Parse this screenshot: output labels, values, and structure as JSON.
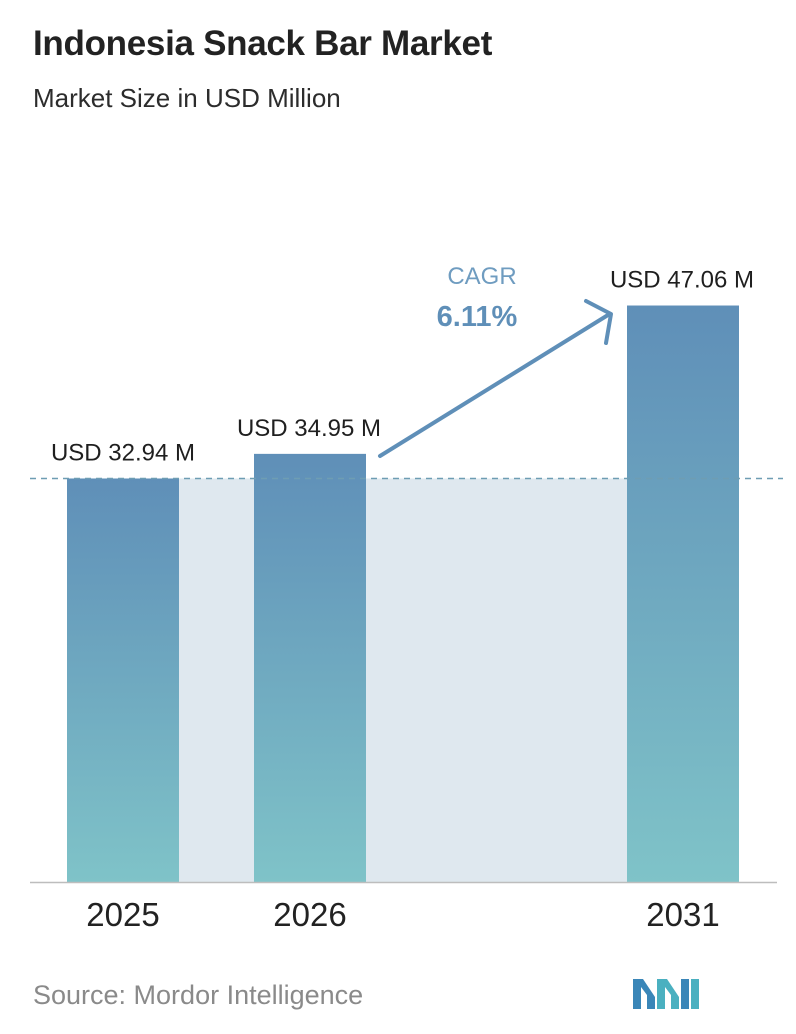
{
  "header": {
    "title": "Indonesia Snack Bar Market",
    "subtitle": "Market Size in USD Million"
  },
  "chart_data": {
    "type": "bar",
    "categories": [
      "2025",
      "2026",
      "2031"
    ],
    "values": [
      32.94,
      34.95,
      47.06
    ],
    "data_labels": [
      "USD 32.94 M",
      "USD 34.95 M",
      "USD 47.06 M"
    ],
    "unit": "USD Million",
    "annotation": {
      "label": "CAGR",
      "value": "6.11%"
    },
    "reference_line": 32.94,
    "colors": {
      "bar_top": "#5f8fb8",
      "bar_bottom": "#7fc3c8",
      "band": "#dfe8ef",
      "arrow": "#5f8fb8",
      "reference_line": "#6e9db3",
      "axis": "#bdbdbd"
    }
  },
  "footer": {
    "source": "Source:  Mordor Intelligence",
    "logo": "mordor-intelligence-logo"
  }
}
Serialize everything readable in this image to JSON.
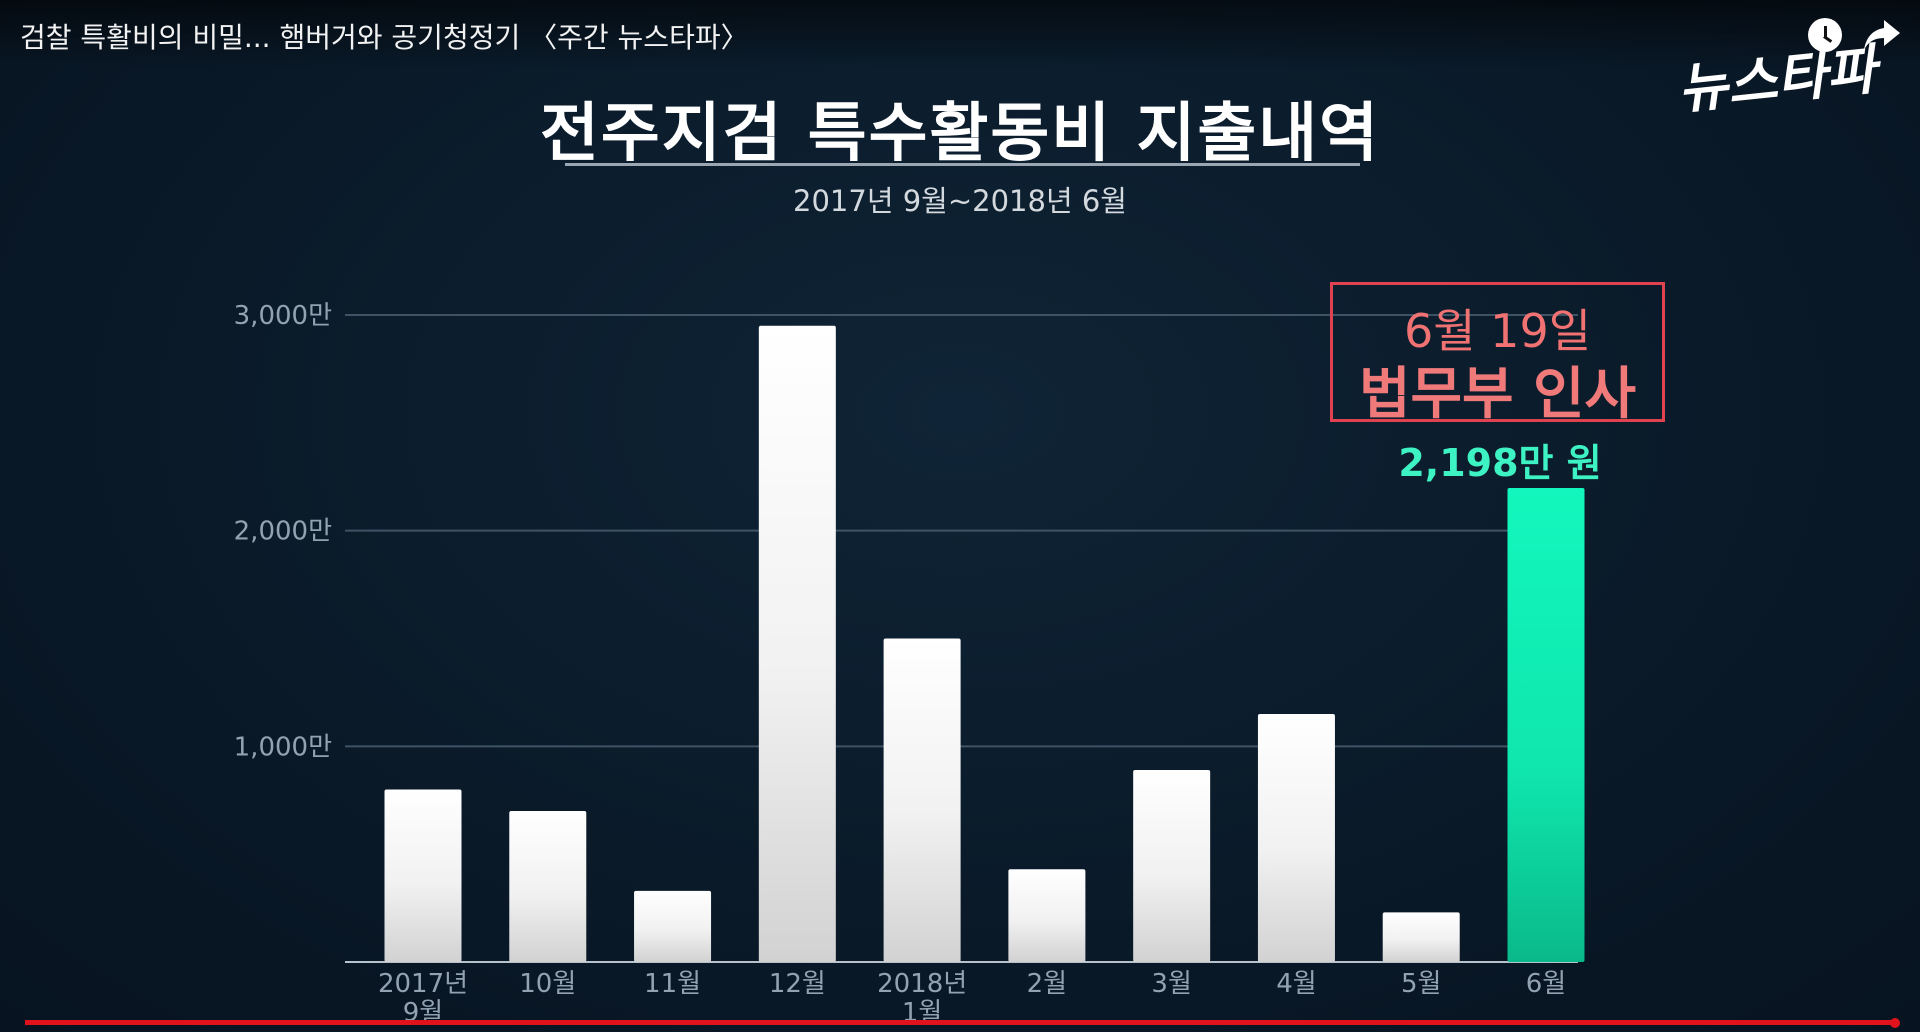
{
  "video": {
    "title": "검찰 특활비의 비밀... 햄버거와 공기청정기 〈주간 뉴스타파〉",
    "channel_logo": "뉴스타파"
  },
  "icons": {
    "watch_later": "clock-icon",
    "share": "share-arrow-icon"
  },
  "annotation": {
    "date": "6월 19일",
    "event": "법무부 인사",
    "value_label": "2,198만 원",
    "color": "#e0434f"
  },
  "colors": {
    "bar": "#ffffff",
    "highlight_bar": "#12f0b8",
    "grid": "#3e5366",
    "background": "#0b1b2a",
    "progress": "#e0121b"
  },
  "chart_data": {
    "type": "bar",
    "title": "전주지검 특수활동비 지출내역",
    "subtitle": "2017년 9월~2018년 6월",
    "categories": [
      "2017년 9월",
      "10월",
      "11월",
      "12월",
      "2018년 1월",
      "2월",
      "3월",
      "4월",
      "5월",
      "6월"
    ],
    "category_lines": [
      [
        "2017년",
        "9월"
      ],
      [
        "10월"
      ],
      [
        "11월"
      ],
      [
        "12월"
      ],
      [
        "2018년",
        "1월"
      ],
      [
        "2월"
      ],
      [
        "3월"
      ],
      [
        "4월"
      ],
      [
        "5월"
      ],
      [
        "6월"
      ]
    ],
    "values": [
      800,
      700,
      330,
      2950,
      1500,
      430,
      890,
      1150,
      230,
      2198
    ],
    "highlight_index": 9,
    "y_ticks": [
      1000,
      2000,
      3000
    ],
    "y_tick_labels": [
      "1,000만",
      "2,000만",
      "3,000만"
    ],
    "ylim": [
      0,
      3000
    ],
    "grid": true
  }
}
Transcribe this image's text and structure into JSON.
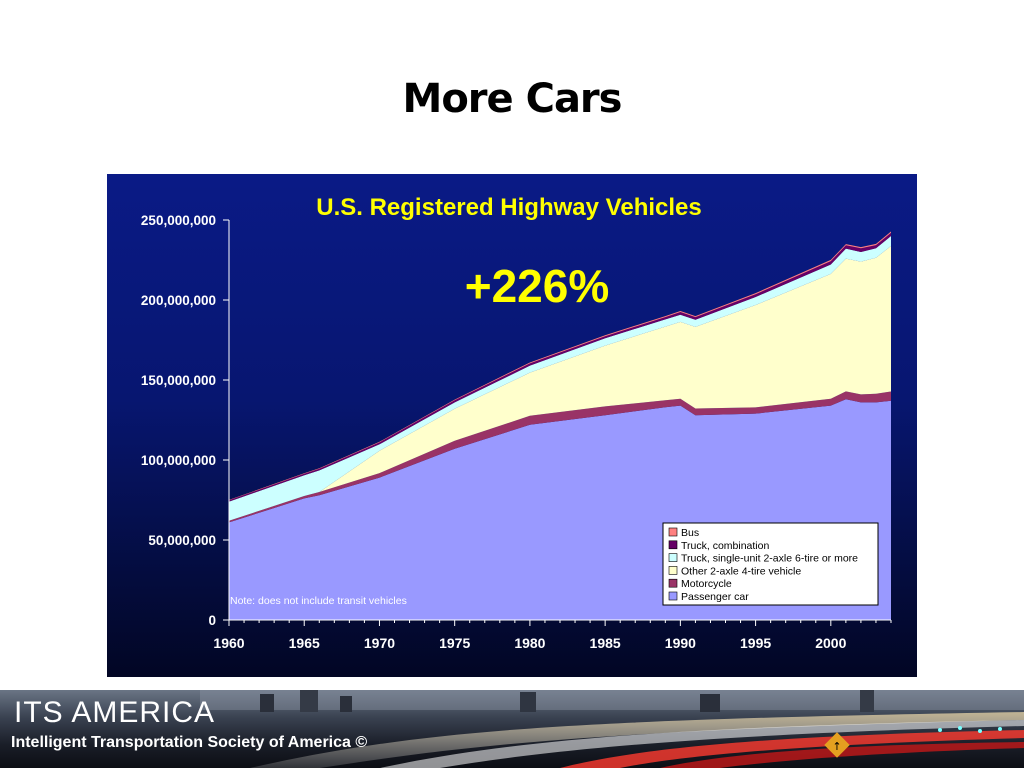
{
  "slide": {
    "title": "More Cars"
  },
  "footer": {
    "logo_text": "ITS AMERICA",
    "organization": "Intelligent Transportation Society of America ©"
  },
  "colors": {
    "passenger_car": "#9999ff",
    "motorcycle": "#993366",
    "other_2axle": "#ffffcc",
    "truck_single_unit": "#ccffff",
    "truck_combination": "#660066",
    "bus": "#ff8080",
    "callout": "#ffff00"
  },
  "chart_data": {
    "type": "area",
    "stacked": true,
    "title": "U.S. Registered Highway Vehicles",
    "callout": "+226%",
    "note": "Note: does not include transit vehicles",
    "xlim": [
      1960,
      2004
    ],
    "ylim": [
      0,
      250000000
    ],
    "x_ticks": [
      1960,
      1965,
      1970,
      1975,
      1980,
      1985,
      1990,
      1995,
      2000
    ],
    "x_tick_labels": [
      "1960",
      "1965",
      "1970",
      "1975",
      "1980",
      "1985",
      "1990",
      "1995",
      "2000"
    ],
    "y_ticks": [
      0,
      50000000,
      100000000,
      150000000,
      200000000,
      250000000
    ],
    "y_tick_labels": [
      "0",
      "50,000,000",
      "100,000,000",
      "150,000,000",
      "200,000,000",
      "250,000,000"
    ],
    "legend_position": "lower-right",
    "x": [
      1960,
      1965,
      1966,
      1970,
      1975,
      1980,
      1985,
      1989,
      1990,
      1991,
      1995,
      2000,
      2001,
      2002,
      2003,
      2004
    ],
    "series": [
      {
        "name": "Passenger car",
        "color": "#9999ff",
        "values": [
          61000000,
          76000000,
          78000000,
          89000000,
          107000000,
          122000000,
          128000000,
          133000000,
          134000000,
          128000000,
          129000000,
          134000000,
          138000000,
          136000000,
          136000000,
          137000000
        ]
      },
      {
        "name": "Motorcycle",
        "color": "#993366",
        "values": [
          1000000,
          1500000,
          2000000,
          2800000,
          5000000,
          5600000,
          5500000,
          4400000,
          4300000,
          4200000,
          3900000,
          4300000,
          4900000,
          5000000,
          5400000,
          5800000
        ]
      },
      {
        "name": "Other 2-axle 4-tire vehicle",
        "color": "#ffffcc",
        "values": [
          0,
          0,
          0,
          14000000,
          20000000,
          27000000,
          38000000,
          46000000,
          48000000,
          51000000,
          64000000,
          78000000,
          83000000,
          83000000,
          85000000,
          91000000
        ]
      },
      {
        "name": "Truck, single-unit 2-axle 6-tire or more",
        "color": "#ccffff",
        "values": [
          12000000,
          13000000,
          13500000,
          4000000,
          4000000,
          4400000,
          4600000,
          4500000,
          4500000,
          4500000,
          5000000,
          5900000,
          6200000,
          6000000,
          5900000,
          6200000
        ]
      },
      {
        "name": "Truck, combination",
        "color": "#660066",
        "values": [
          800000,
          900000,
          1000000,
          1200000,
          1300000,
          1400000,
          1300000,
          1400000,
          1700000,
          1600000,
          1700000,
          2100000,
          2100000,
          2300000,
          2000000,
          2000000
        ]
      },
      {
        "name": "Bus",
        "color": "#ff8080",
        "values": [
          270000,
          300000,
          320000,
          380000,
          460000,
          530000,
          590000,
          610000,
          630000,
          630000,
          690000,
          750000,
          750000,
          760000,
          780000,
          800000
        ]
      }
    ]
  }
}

-------

SET PROBLEM:
Track down all lines above with the string "image" and copy them.

EXERCISE RESULT:
Serialize everything readable in this image to JSON.
Transcribe this image's text and structure into JSON.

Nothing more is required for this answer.